━━━ Given entries ━━━

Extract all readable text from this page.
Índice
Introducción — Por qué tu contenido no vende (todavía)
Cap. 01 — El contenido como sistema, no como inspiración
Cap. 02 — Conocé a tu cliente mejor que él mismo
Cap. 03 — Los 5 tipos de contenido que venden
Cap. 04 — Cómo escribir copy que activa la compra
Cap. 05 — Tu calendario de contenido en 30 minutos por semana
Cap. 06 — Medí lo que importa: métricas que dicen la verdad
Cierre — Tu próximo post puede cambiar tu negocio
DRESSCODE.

━━━

Direction: From the first line to the last, please quote the material above exactly.

Worked solution:
Extract all readable text from this page.
Índice
Introducción — Por qué tu contenido no vende (todavía)
Cap. 01 — El contenido como sistema, no como inspiración
Cap. 02 — Conocé a tu cliente mejor que él mismo
Cap. 03 — Los 5 tipos de contenido que venden
Cap. 04 — Cómo escribir copy que activa la compra
Cap. 05 — Tu calendario de contenido en 30 minutos por semana
Cap. 06 — Medí lo que importa: métricas que dicen la verdad
Cierre — Tu próximo post puede cambiar tu negocio
DRESSCODE.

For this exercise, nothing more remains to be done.